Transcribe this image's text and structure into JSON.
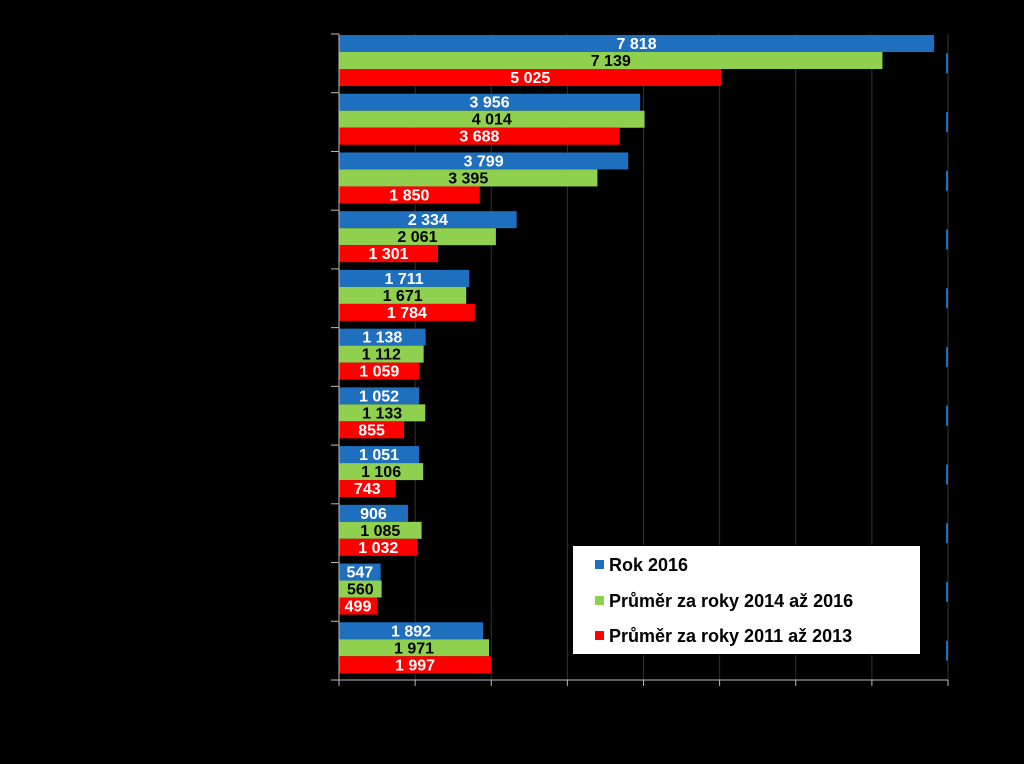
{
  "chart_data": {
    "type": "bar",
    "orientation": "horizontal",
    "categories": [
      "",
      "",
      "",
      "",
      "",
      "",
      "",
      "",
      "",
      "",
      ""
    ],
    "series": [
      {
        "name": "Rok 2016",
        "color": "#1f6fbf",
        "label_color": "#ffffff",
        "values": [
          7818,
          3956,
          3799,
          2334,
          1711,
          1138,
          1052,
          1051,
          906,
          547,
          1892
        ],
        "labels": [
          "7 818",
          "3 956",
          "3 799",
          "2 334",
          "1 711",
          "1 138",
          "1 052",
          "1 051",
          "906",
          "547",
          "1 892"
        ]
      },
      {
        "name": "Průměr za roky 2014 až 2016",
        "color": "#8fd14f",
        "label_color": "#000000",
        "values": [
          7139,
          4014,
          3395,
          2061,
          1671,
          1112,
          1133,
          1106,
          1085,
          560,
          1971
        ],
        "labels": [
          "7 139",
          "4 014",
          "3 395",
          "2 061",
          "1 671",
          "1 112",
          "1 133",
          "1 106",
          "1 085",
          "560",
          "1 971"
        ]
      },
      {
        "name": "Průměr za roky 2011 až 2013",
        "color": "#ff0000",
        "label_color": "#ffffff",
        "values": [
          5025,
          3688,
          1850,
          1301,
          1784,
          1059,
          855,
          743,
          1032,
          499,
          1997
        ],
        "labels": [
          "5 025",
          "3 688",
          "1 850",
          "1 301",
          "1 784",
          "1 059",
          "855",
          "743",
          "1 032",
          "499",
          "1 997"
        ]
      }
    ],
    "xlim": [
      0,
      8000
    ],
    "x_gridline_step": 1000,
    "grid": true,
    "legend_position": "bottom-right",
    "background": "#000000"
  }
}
______
▶ **Exercise instructions**: Choose all lines containing the string "roky" and copy them out.

▶ **Reply to the exercise**:
        "name": "Průměr za roky 2014 až 2016",
        "name": "Průměr za roky 2011 až 2013",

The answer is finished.